EXERCISE DATA:
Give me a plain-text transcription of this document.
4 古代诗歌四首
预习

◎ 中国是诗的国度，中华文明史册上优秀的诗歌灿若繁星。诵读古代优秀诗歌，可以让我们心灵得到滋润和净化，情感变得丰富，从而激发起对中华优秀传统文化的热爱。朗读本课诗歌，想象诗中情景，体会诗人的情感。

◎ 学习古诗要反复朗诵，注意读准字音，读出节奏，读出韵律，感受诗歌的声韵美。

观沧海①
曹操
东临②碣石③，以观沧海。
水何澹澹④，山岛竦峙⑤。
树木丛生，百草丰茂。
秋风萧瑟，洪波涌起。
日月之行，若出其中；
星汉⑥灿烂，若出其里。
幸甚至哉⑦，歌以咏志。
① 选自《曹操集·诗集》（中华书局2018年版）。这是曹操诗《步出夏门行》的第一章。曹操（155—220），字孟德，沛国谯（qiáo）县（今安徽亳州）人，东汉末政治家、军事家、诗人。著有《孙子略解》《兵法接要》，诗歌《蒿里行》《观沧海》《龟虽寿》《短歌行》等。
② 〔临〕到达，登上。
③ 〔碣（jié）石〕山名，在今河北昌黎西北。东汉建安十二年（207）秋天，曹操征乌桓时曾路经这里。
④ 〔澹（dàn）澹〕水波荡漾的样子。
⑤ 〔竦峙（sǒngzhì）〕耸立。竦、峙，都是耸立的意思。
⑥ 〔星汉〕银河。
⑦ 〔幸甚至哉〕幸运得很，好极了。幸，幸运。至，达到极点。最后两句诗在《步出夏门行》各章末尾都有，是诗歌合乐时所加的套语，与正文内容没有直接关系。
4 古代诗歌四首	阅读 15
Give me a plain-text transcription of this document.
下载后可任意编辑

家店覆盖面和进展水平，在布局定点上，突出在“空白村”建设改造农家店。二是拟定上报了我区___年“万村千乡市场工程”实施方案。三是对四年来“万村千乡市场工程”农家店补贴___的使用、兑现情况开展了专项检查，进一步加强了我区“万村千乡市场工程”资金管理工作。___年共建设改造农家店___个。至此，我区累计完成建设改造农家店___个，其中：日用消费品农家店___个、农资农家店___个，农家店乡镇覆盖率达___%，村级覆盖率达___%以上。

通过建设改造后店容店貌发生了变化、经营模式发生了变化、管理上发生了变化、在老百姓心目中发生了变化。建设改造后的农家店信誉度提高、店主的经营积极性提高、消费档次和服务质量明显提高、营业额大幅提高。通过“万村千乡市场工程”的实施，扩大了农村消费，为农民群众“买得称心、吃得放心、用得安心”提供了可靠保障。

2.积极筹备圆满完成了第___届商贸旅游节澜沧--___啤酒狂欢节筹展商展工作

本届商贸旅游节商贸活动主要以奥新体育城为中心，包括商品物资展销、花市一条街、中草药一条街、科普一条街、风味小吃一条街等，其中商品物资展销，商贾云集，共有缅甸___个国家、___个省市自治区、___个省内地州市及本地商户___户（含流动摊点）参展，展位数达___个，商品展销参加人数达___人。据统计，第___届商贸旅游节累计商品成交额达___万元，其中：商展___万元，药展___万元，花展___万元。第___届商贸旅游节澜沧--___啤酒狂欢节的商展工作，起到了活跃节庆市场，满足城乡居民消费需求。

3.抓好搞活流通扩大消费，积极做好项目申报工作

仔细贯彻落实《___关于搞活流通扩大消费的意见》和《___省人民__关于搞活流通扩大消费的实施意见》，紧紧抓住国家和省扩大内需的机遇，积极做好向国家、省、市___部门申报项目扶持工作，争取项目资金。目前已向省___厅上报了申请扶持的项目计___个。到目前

TASK TO COMPLETE:
Return the entries above exactly as they appear.

SOLVED EXERCISE:
Give me a plain-text transcription of this document.
4 古代诗歌四首
预习

◎ 中国是诗的国度，中华文明史册上优秀的诗歌灿若繁星。诵读古代优秀诗歌，可以让我们心灵得到滋润和净化，情感变得丰富，从而激发起对中华优秀传统文化的热爱。朗读本课诗歌，想象诗中情景，体会诗人的情感。

◎ 学习古诗要反复朗诵，注意读准字音，读出节奏，读出韵律，感受诗歌的声韵美。

观沧海①
曹操
东临②碣石③，以观沧海。
水何澹澹④，山岛竦峙⑤。
树木丛生，百草丰茂。
秋风萧瑟，洪波涌起。
日月之行，若出其中；
星汉⑥灿烂，若出其里。
幸甚至哉⑦，歌以咏志。
① 选自《曹操集·诗集》（中华书局2018年版）。这是曹操诗《步出夏门行》的第一章。曹操（155—220），字孟德，沛国谯（qiáo）县（今安徽亳州）人，东汉末政治家、军事家、诗人。著有《孙子略解》《兵法接要》，诗歌《蒿里行》《观沧海》《龟虽寿》《短歌行》等。
② 〔临〕到达，登上。
③ 〔碣（jié）石〕山名，在今河北昌黎西北。东汉建安十二年（207）秋天，曹操征乌桓时曾路经这里。
④ 〔澹（dàn）澹〕水波荡漾的样子。
⑤ 〔竦峙（sǒngzhì）〕耸立。竦、峙，都是耸立的意思。
⑥ 〔星汉〕银河。
⑦ 〔幸甚至哉〕幸运得很，好极了。幸，幸运。至，达到极点。最后两句诗在《步出夏门行》各章末尾都有，是诗歌合乐时所加的套语，与正文内容没有直接关系。
4 古代诗歌四首	阅读 15
Give me a plain-text transcription of this document.
下载后可任意编辑

家店覆盖面和进展水平，在布局定点上，突出在“空白村”建设改造农家店。二是拟定上报了我区___年“万村千乡市场工程”实施方案。三是对四年来“万村千乡市场工程”农家店补贴___的使用、兑现情况开展了专项检查，进一步加强了我区“万村千乡市场工程”资金管理工作。___年共建设改造农家店___个。至此，我区累计完成建设改造农家店___个，其中：日用消费品农家店___个、农资农家店___个，农家店乡镇覆盖率达___%，村级覆盖率达___%以上。

通过建设改造后店容店貌发生了变化、经营模式发生了变化、管理上发生了变化、在老百姓心目中发生了变化。建设改造后的农家店信誉度提高、店主的经营积极性提高、消费档次和服务质量明显提高、营业额大幅提高。通过“万村千乡市场工程”的实施，扩大了农村消费，为农民群众“买得称心、吃得放心、用得安心”提供了可靠保障。

2.积极筹备圆满完成了第___届商贸旅游节澜沧--___啤酒狂欢节筹展商展工作

本届商贸旅游节商贸活动主要以奥新体育城为中心，包括商品物资展销、花市一条街、中草药一条街、科普一条街、风味小吃一条街等，其中商品物资展销，商贾云集，共有缅甸___个国家、___个省市自治区、___个省内地州市及本地商户___户（含流动摊点）参展，展位数达___个，商品展销参加人数达___人。据统计，第___届商贸旅游节累计商品成交额达___万元，其中：商展___万元，药展___万元，花展___万元。第___届商贸旅游节澜沧--___啤酒狂欢节的商展工作，起到了活跃节庆市场，满足城乡居民消费需求。

3.抓好搞活流通扩大消费，积极做好项目申报工作

仔细贯彻落实《___关于搞活流通扩大消费的意见》和《___省人民__关于搞活流通扩大消费的实施意见》，紧紧抓住国家和省扩大内需的机遇，积极做好向国家、省、市___部门申报项目扶持工作，争取项目资金。目前已向省___厅上报了申请扶持的项目计___个。到目前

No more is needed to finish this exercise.